--- Task description ---
Reproduce each line that includes the word "series".

--- Data records ---

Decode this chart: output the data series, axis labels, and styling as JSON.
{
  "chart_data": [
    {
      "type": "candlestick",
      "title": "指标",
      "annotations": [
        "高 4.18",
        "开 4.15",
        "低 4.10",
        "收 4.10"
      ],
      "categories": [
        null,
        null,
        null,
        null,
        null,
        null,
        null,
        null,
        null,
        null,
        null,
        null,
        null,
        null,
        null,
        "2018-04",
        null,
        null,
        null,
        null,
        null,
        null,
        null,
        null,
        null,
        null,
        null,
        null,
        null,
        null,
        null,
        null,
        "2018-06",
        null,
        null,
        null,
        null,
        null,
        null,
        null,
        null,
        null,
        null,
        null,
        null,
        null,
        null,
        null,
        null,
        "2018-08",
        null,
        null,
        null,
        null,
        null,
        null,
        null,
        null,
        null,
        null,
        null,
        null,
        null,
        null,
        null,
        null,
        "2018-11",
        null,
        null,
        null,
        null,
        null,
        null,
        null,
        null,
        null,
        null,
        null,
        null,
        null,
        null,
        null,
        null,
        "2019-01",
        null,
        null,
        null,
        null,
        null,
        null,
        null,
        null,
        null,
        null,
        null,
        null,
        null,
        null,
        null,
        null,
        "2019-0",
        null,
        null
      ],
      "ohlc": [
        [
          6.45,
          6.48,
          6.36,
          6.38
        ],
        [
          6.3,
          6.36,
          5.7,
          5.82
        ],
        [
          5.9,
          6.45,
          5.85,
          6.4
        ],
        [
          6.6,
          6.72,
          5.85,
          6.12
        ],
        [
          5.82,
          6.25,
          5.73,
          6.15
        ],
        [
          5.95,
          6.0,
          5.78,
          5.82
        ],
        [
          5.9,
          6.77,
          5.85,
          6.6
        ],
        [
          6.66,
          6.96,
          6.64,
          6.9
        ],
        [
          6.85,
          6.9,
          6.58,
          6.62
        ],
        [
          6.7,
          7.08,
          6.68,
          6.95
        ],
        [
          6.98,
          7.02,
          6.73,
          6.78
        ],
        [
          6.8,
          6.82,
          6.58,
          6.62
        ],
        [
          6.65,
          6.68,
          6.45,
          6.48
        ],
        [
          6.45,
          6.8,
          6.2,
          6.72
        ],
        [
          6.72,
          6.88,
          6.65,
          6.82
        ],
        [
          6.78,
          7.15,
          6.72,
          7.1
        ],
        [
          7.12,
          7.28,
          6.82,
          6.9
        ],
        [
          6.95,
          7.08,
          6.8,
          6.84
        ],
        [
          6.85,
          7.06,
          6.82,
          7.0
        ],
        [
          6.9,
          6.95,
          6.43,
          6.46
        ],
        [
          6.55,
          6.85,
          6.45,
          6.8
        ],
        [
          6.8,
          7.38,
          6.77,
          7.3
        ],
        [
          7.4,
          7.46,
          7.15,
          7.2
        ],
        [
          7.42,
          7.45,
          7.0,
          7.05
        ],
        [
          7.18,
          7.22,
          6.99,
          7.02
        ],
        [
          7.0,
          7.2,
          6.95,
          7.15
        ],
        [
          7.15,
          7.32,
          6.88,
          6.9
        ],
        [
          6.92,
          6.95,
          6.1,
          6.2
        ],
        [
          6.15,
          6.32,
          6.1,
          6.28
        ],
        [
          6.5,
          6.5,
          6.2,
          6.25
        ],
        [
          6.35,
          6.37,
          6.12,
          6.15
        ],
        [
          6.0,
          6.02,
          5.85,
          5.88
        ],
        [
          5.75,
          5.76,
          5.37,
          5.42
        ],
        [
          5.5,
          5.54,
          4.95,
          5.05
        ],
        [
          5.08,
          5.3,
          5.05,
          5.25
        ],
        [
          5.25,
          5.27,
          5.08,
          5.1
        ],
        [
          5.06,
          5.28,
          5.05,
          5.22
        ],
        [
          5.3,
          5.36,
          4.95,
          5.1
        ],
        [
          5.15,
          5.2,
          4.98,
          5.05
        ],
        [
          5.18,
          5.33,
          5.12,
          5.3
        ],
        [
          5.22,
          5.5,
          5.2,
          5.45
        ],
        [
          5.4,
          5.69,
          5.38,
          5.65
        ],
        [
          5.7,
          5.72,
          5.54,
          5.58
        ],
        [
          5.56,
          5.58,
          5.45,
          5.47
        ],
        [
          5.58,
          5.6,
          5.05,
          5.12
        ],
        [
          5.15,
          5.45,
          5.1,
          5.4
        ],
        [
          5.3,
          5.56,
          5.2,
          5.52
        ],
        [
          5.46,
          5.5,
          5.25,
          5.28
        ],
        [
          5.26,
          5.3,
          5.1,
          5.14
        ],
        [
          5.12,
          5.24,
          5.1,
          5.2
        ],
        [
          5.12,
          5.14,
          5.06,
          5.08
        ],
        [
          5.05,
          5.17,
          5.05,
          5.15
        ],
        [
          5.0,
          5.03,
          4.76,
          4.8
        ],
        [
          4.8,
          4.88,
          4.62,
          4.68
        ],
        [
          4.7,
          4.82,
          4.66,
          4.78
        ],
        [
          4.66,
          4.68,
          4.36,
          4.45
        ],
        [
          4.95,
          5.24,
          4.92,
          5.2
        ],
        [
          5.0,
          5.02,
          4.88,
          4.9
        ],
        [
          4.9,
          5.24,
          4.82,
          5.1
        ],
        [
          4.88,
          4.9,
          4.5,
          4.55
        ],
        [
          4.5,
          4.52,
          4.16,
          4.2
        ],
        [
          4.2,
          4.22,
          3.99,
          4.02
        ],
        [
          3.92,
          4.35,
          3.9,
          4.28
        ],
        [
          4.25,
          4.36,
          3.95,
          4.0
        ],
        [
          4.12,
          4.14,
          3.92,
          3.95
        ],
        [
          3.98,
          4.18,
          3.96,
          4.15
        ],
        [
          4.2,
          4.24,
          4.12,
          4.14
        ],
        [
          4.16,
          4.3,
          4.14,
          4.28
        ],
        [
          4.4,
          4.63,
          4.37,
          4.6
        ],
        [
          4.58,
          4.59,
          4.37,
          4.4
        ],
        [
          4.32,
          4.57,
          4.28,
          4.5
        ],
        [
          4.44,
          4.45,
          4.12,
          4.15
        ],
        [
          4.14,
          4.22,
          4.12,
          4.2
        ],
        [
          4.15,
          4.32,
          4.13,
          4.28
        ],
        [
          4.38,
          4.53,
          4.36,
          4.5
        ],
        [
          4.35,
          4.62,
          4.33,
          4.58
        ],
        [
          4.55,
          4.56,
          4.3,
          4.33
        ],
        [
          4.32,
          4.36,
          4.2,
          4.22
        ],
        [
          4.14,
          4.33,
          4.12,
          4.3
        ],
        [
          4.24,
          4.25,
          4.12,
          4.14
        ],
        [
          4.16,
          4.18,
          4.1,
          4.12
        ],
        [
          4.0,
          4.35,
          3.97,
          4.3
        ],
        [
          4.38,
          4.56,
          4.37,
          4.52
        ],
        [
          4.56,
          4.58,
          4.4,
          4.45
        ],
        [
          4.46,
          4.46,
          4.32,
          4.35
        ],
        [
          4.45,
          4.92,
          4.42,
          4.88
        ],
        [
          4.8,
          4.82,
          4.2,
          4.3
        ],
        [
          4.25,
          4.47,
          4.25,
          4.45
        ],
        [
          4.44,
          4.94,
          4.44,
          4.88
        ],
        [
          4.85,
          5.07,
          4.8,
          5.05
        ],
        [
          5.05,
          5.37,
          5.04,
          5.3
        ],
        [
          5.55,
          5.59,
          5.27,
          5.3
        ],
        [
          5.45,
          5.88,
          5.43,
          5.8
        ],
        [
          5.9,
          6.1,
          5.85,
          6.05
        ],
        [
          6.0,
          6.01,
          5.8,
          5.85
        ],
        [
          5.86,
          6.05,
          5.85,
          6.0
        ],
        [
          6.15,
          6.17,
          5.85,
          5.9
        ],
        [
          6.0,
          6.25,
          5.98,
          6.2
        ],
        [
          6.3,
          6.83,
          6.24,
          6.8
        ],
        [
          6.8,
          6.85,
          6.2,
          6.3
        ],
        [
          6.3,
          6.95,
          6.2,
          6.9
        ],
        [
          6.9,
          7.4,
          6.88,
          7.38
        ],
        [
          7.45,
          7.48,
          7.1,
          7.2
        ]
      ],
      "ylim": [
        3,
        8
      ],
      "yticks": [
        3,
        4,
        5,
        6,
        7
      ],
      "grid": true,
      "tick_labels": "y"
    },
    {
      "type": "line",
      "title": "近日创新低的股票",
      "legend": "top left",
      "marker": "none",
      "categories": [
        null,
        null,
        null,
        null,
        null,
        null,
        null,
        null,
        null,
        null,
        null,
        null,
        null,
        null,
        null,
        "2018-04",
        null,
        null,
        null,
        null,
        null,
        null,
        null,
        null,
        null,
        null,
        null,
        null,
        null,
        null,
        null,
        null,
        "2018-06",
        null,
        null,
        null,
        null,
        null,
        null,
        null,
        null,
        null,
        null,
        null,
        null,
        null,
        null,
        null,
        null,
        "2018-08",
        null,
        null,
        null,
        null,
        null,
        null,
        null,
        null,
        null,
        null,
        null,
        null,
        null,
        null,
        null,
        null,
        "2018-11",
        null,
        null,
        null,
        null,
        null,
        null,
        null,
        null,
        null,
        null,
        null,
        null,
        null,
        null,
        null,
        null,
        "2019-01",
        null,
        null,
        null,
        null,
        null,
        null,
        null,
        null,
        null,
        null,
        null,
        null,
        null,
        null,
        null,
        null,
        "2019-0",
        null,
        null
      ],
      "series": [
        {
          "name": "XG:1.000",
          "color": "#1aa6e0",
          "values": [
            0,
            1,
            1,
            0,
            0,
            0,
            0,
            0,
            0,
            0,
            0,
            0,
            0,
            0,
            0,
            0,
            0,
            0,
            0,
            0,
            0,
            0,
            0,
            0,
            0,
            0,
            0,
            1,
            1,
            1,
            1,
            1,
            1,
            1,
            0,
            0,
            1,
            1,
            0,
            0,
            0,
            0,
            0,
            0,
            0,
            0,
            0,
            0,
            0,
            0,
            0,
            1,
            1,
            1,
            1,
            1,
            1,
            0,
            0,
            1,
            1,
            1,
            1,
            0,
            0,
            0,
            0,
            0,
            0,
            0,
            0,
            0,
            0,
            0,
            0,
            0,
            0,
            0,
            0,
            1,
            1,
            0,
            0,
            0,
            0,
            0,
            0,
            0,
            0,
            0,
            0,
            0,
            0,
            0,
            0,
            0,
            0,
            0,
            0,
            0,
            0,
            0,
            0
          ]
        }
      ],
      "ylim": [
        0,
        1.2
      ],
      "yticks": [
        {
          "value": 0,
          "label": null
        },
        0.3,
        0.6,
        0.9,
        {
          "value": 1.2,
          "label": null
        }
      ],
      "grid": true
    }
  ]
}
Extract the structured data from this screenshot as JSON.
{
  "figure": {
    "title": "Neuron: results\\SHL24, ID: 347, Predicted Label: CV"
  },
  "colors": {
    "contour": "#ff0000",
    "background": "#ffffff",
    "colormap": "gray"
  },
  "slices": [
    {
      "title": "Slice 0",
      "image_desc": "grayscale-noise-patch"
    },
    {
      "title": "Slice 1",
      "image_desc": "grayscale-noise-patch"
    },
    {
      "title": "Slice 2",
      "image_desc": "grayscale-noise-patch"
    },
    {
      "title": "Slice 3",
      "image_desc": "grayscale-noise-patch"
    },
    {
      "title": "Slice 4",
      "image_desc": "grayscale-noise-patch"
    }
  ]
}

--- Expected answer ---
Decode this chart: output the data series, axis labels, and styling as JSON.
      "series": [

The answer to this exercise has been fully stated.